Look through the lines below and extract each one that contains "grid".
--- Records provided ---
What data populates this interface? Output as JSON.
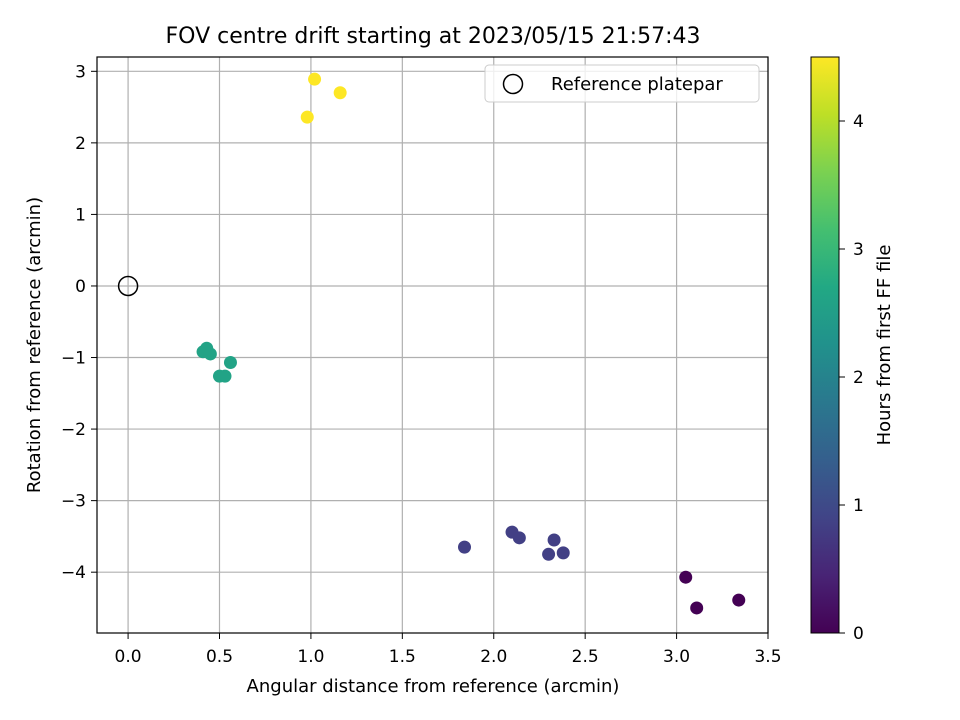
{
  "chart_data": {
    "type": "scatter",
    "title": "FOV centre drift starting at 2023/05/15 21:57:43",
    "xlabel": "Angular distance from reference (arcmin)",
    "ylabel": "Rotation from reference (arcmin)",
    "xlim": [
      -0.17,
      3.5
    ],
    "ylim": [
      -4.85,
      3.2
    ],
    "xticks": [
      0.0,
      0.5,
      1.0,
      1.5,
      2.0,
      2.5,
      3.0,
      3.5
    ],
    "xtick_labels": [
      "0.0",
      "0.5",
      "1.0",
      "1.5",
      "2.0",
      "2.5",
      "3.0",
      "3.5"
    ],
    "yticks": [
      -4,
      -3,
      -2,
      -1,
      0,
      1,
      2,
      3
    ],
    "ytick_labels": [
      "−4",
      "−3",
      "−2",
      "−1",
      "0",
      "1",
      "2",
      "3"
    ],
    "grid": true,
    "legend": {
      "location": "upper right",
      "entries": [
        "Reference platepar"
      ]
    },
    "reference_point": {
      "label": "Reference platepar",
      "x": 0.0,
      "y": 0.0
    },
    "colorbar": {
      "label": "Hours from first FF file",
      "colormap": "viridis",
      "range": [
        0,
        4.5
      ],
      "ticks": [
        0,
        1,
        2,
        3,
        4
      ],
      "tick_labels": [
        "0",
        "1",
        "2",
        "3",
        "4"
      ]
    },
    "points": [
      {
        "x": 3.05,
        "y": -4.07,
        "hours": 0.0
      },
      {
        "x": 3.11,
        "y": -4.5,
        "hours": 0.0
      },
      {
        "x": 3.34,
        "y": -4.39,
        "hours": 0.0
      },
      {
        "x": 1.84,
        "y": -3.65,
        "hours": 0.85
      },
      {
        "x": 2.1,
        "y": -3.44,
        "hours": 0.85
      },
      {
        "x": 2.14,
        "y": -3.52,
        "hours": 0.85
      },
      {
        "x": 2.33,
        "y": -3.55,
        "hours": 0.85
      },
      {
        "x": 2.3,
        "y": -3.75,
        "hours": 0.85
      },
      {
        "x": 2.38,
        "y": -3.73,
        "hours": 0.85
      },
      {
        "x": 0.41,
        "y": -0.92,
        "hours": 2.6
      },
      {
        "x": 0.43,
        "y": -0.87,
        "hours": 2.6
      },
      {
        "x": 0.45,
        "y": -0.95,
        "hours": 2.6
      },
      {
        "x": 0.56,
        "y": -1.07,
        "hours": 2.6
      },
      {
        "x": 0.5,
        "y": -1.26,
        "hours": 2.6
      },
      {
        "x": 0.53,
        "y": -1.26,
        "hours": 2.6
      },
      {
        "x": 0.98,
        "y": 2.36,
        "hours": 4.5
      },
      {
        "x": 1.02,
        "y": 2.89,
        "hours": 4.5
      },
      {
        "x": 1.16,
        "y": 2.7,
        "hours": 4.5
      }
    ]
  }
}
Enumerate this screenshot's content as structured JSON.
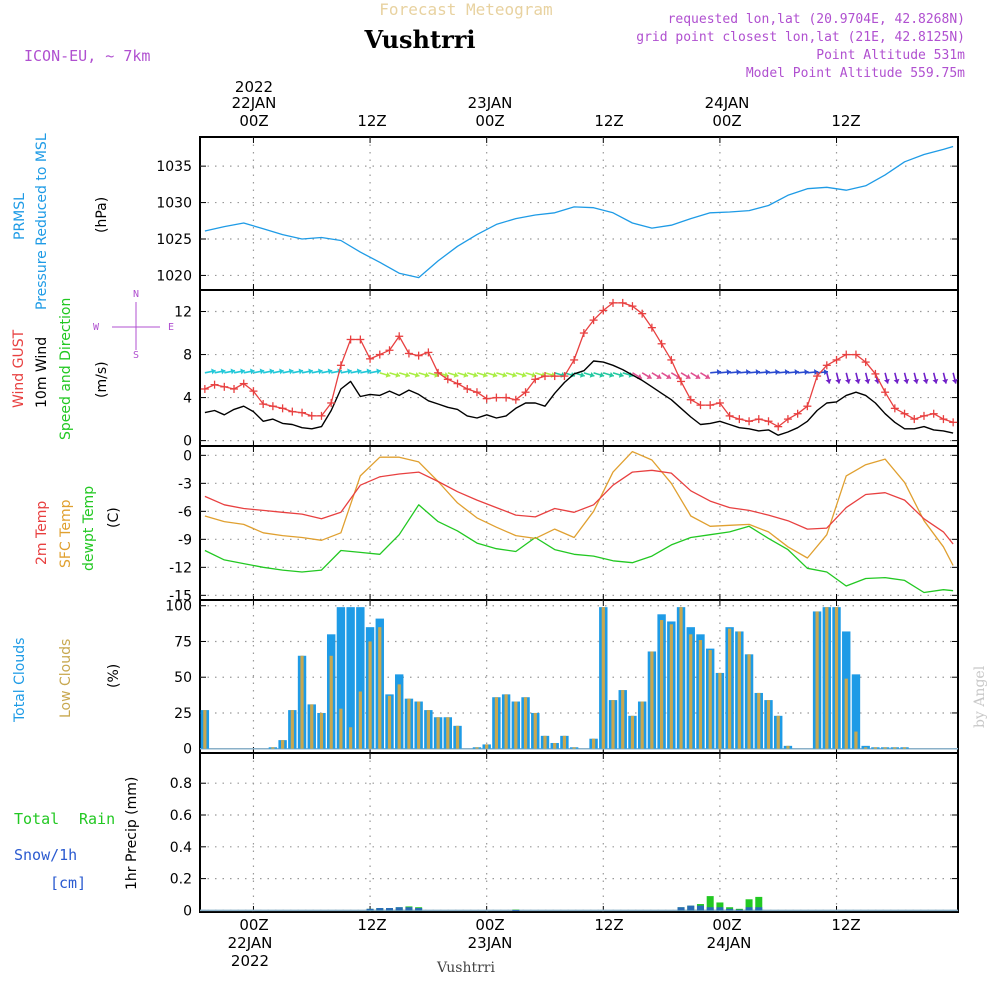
{
  "header": {
    "top_title": "Forecast Meteogram",
    "location": "Vushtrri",
    "model": "ICON-EU, ~ 7km",
    "requested": "requested lon,lat (20.9704E, 42.8268N)",
    "grid_point": "grid point closest lon,lat (21E, 42.8125N)",
    "point_altitude": "Point Altitude 531m",
    "model_altitude": "Model Point Altitude 559.75m",
    "watermark": "by Angel",
    "bottom_location": "Vushtrri"
  },
  "time_axis": {
    "top_year": "2022",
    "top_day_labels": [
      "22JAN",
      "23JAN",
      "24JAN"
    ],
    "top_hour_labels": [
      "00Z",
      "12Z",
      "00Z",
      "12Z",
      "00Z",
      "12Z"
    ],
    "bottom_hour_labels": [
      "00Z",
      "12Z",
      "00Z",
      "12Z",
      "00Z",
      "12Z"
    ],
    "bottom_day_labels": [
      "22JAN",
      "23JAN",
      "24JAN"
    ],
    "bottom_year": "2022"
  },
  "labels": {
    "pressure_a": "PRMSL",
    "pressure_b": "Pressure Reduced to MSL",
    "pressure_unit": "(hPa)",
    "wind_gust": "Wind GUST",
    "wind_10m": "10m Wind",
    "wind_dir": "Speed and Direction",
    "wind_unit": "(m/s)",
    "compass_n": "N",
    "compass_s": "S",
    "compass_w": "W",
    "compass_e": "E",
    "temp_2m": "2m Temp",
    "temp_sfc": "SFC Temp",
    "temp_dew": "dewpt Temp",
    "temp_unit": "(C)",
    "cloud_total": "Total Clouds",
    "cloud_low": "Low Clouds",
    "cloud_unit": "(%)",
    "precip_total": "Total",
    "precip_rain": "Rain",
    "precip_snow": "Snow/1h",
    "precip_snow_unit": "[cm]",
    "precip_axis": "1hr Precip (mm)"
  },
  "colors": {
    "pressure": "#1e9be6",
    "gust": "#e84040",
    "wind": "#000000",
    "t2m": "#e84040",
    "tsfc": "#e0a030",
    "dew": "#22c822",
    "total_cloud": "#1e9be6",
    "low_cloud": "#c8a850",
    "rain": "#22c822",
    "snow": "#2a5ad0",
    "label_purple": "#b050d0",
    "title_tan": "#e8d2a0"
  },
  "chart_data": [
    {
      "type": "line",
      "name": "pressure",
      "ylim": [
        1018,
        1039
      ],
      "yticks": [
        1020,
        1025,
        1030,
        1035
      ],
      "x_hours": [
        -5,
        -3,
        -1,
        1,
        3,
        5,
        7,
        9,
        11,
        13,
        15,
        17,
        19,
        21,
        23,
        25,
        27,
        29,
        31,
        33,
        35,
        37,
        39,
        41,
        43,
        45,
        47,
        49,
        51,
        53,
        55,
        57,
        59,
        61,
        63,
        65,
        67,
        69,
        71,
        72
      ],
      "values": [
        1026.1,
        1026.7,
        1027.2,
        1026.4,
        1025.6,
        1025.0,
        1025.2,
        1024.8,
        1023.2,
        1021.8,
        1020.3,
        1019.7,
        1022.0,
        1024.0,
        1025.6,
        1027.0,
        1027.8,
        1028.3,
        1028.6,
        1029.4,
        1029.3,
        1028.6,
        1027.2,
        1026.5,
        1026.9,
        1027.8,
        1028.6,
        1028.7,
        1028.9,
        1029.6,
        1031.0,
        1031.9,
        1032.1,
        1031.7,
        1032.3,
        1033.8,
        1035.6,
        1036.6,
        1037.3,
        1037.7
      ]
    },
    {
      "type": "line",
      "name": "wind",
      "ylim": [
        -0.5,
        14
      ],
      "yticks": [
        0,
        4,
        8,
        12
      ],
      "x_hours": [
        -5,
        -4,
        -3,
        -2,
        -1,
        0,
        1,
        2,
        3,
        4,
        5,
        6,
        7,
        8,
        9,
        10,
        11,
        12,
        13,
        14,
        15,
        16,
        17,
        18,
        19,
        20,
        21,
        22,
        23,
        24,
        25,
        26,
        27,
        28,
        29,
        30,
        31,
        32,
        33,
        34,
        35,
        36,
        37,
        38,
        39,
        40,
        41,
        42,
        43,
        44,
        45,
        46,
        47,
        48,
        49,
        50,
        51,
        52,
        53,
        54,
        55,
        56,
        57,
        58,
        59,
        60,
        61,
        62,
        63,
        64,
        65,
        66,
        67,
        68,
        69,
        70,
        71,
        72
      ],
      "series": [
        {
          "name": "Wind GUST",
          "values": [
            4.8,
            5.2,
            5.0,
            4.8,
            5.3,
            4.6,
            3.4,
            3.2,
            3.0,
            2.7,
            2.6,
            2.3,
            2.3,
            3.5,
            7.0,
            9.4,
            9.4,
            7.6,
            8.0,
            8.4,
            9.7,
            8.1,
            7.9,
            8.2,
            6.3,
            5.7,
            5.3,
            4.8,
            4.5,
            3.9,
            4.0,
            4.0,
            3.8,
            4.5,
            5.7,
            6.0,
            6.0,
            6.0,
            7.5,
            10.0,
            11.2,
            12.1,
            12.8,
            12.8,
            12.5,
            11.8,
            10.5,
            9.0,
            7.5,
            5.5,
            3.8,
            3.3,
            3.3,
            3.5,
            2.3,
            2.0,
            1.8,
            2.0,
            1.8,
            1.3,
            2.0,
            2.5,
            3.2,
            6.0,
            7.0,
            7.5,
            8.0,
            8.0,
            7.3,
            6.2,
            4.5,
            3.0,
            2.5,
            2.0,
            2.3,
            2.5,
            2.0,
            1.7
          ]
        },
        {
          "name": "10m Wind",
          "values": [
            2.6,
            2.8,
            2.4,
            2.9,
            3.2,
            2.7,
            1.8,
            2.0,
            1.6,
            1.5,
            1.2,
            1.1,
            1.3,
            2.8,
            4.8,
            5.5,
            4.1,
            4.3,
            4.2,
            4.6,
            4.2,
            4.7,
            4.3,
            3.7,
            3.4,
            3.1,
            2.9,
            2.3,
            2.1,
            2.4,
            2.1,
            2.3,
            3.0,
            3.5,
            3.5,
            3.2,
            4.4,
            5.4,
            6.2,
            6.5,
            7.4,
            7.3,
            7.0,
            6.6,
            6.1,
            5.6,
            5.0,
            4.4,
            3.8,
            3.0,
            2.2,
            1.5,
            1.6,
            1.8,
            1.5,
            1.2,
            1.1,
            0.9,
            1.0,
            0.5,
            0.8,
            1.2,
            1.8,
            2.8,
            3.5,
            3.6,
            4.2,
            4.5,
            4.2,
            3.5,
            2.5,
            1.7,
            1.1,
            1.1,
            1.3,
            1.0,
            0.9,
            0.7
          ]
        }
      ],
      "barbs_y": 6.3,
      "barb_dir": [
        {
          "hours": [
            -5,
            12
          ],
          "vector": [
            10,
            -2
          ],
          "color": "#22c8d8"
        },
        {
          "hours": [
            13,
            30
          ],
          "vector": [
            10,
            3
          ],
          "color": "#aaee44"
        },
        {
          "hours": [
            31,
            38
          ],
          "vector": [
            10,
            3
          ],
          "color": "#22c8a0"
        },
        {
          "hours": [
            39,
            46
          ],
          "vector": [
            10,
            6
          ],
          "color": "#e05090"
        },
        {
          "hours": [
            47,
            58
          ],
          "vector": [
            10,
            -1
          ],
          "color": "#2a4ad0"
        },
        {
          "hours": [
            59,
            72
          ],
          "vector": [
            2,
            8
          ],
          "color": "#7020c8"
        }
      ]
    },
    {
      "type": "line",
      "name": "temperature",
      "ylim": [
        -15.5,
        1
      ],
      "yticks": [
        0,
        -3,
        -6,
        -9,
        -12,
        -15
      ],
      "x_hours": [
        -5,
        -3,
        -1,
        1,
        3,
        5,
        7,
        9,
        11,
        13,
        15,
        17,
        19,
        21,
        23,
        25,
        27,
        29,
        31,
        33,
        35,
        37,
        39,
        41,
        43,
        45,
        47,
        49,
        51,
        53,
        55,
        57,
        59,
        61,
        63,
        65,
        67,
        69,
        71,
        72
      ],
      "series": [
        {
          "name": "2m Temp",
          "values": [
            -4.4,
            -5.3,
            -5.7,
            -5.9,
            -6.1,
            -6.3,
            -6.8,
            -6.1,
            -3.2,
            -2.3,
            -2.0,
            -1.8,
            -2.8,
            -3.9,
            -4.8,
            -5.6,
            -6.4,
            -6.6,
            -5.7,
            -6.1,
            -5.3,
            -3.2,
            -1.8,
            -1.6,
            -1.9,
            -3.8,
            -4.9,
            -5.6,
            -5.9,
            -6.4,
            -7.0,
            -7.9,
            -7.8,
            -5.6,
            -4.2,
            -4.0,
            -4.8,
            -6.8,
            -8.2,
            -9.5
          ]
        },
        {
          "name": "SFC Temp",
          "values": [
            -6.5,
            -7.1,
            -7.4,
            -8.3,
            -8.6,
            -8.8,
            -9.1,
            -8.3,
            -2.2,
            -0.2,
            -0.2,
            -0.7,
            -2.8,
            -5.1,
            -6.7,
            -7.7,
            -8.6,
            -8.9,
            -7.9,
            -8.8,
            -6.0,
            -1.8,
            0.4,
            -0.5,
            -3.0,
            -6.5,
            -7.6,
            -7.5,
            -7.4,
            -8.2,
            -9.8,
            -11.0,
            -8.5,
            -2.2,
            -1.0,
            -0.4,
            -2.9,
            -7.0,
            -9.8,
            -11.8
          ]
        },
        {
          "name": "dewpt Temp",
          "values": [
            -10.2,
            -11.2,
            -11.6,
            -12.0,
            -12.3,
            -12.5,
            -12.3,
            -10.2,
            -10.4,
            -10.6,
            -8.5,
            -5.3,
            -7.1,
            -8.1,
            -9.4,
            -10.0,
            -10.3,
            -8.8,
            -10.1,
            -10.6,
            -10.8,
            -11.3,
            -11.5,
            -10.8,
            -9.6,
            -8.8,
            -8.5,
            -8.2,
            -7.6,
            -8.9,
            -10.1,
            -12.1,
            -12.5,
            -14.0,
            -13.2,
            -13.1,
            -13.4,
            -14.7,
            -14.4,
            -14.5
          ]
        }
      ]
    },
    {
      "type": "bar",
      "name": "clouds",
      "ylim": [
        -3,
        104
      ],
      "yticks": [
        0,
        25,
        50,
        75,
        100
      ],
      "x_hours": [
        -5,
        -4,
        -3,
        -2,
        -1,
        0,
        1,
        2,
        3,
        4,
        5,
        6,
        7,
        8,
        9,
        10,
        11,
        12,
        13,
        14,
        15,
        16,
        17,
        18,
        19,
        20,
        21,
        22,
        23,
        24,
        25,
        26,
        27,
        28,
        29,
        30,
        31,
        32,
        33,
        34,
        35,
        36,
        37,
        38,
        39,
        40,
        41,
        42,
        43,
        44,
        45,
        46,
        47,
        48,
        49,
        50,
        51,
        52,
        53,
        54,
        55,
        56,
        57,
        58,
        59,
        60,
        61,
        62,
        63,
        64,
        65,
        66,
        67,
        68,
        69,
        70,
        71,
        72
      ],
      "series": [
        {
          "name": "Total Clouds",
          "values": [
            27,
            0,
            0,
            0,
            0,
            0,
            0,
            1,
            6,
            27,
            65,
            31,
            25,
            80,
            99,
            99,
            99,
            85,
            91,
            38,
            52,
            35,
            33,
            27,
            22,
            22,
            16,
            0,
            1,
            3,
            36,
            38,
            33,
            36,
            25,
            9,
            4,
            9,
            1,
            0,
            7,
            99,
            34,
            41,
            23,
            33,
            68,
            94,
            89,
            99,
            85,
            80,
            70,
            53,
            85,
            82,
            66,
            39,
            34,
            23,
            2,
            0,
            0,
            96,
            99,
            99,
            82,
            52,
            2,
            1,
            1,
            1,
            1,
            0,
            0,
            0,
            0,
            0
          ]
        },
        {
          "name": "Low Clouds",
          "values": [
            27,
            0,
            0,
            0,
            0,
            0,
            0,
            1,
            6,
            27,
            65,
            31,
            25,
            65,
            28,
            15,
            40,
            75,
            85,
            37,
            45,
            35,
            33,
            27,
            22,
            22,
            16,
            0,
            1,
            3,
            36,
            38,
            33,
            36,
            25,
            9,
            4,
            9,
            1,
            0,
            7,
            99,
            34,
            41,
            23,
            33,
            68,
            90,
            87,
            99,
            80,
            76,
            69,
            53,
            84,
            82,
            66,
            39,
            34,
            23,
            2,
            0,
            0,
            96,
            99,
            99,
            49,
            12,
            1,
            1,
            1,
            1,
            1,
            0,
            0,
            0,
            0,
            0
          ]
        }
      ]
    },
    {
      "type": "bar",
      "name": "precip",
      "ylim": [
        -0.01,
        0.99
      ],
      "yticks": [
        0,
        0.2,
        0.4,
        0.6,
        0.8
      ],
      "ytick_labels": [
        "0",
        "0.2",
        "0.4",
        "0.6",
        "0.8"
      ],
      "x_hours": [
        12,
        13,
        14,
        15,
        16,
        17,
        27,
        44,
        45,
        46,
        47,
        48,
        49,
        50,
        51,
        52
      ],
      "series": [
        {
          "name": "Total Rain",
          "values": [
            0.01,
            0.015,
            0.015,
            0.02,
            0.025,
            0.02,
            0.005,
            0.02,
            0.03,
            0.04,
            0.09,
            0.05,
            0.02,
            0.01,
            0.07,
            0.085
          ]
        },
        {
          "name": "Snow/1h",
          "values": [
            0.01,
            0.015,
            0.015,
            0.02,
            0.02,
            0.015,
            0.003,
            0.02,
            0.03,
            0.03,
            0.02,
            0.02,
            0.01,
            0.005,
            0.02,
            0.02
          ]
        }
      ]
    }
  ]
}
---
> **Exercise output**
    "grid": true,
    "grid_point": "grid point closest lon,lat (21E, 42.8125N)",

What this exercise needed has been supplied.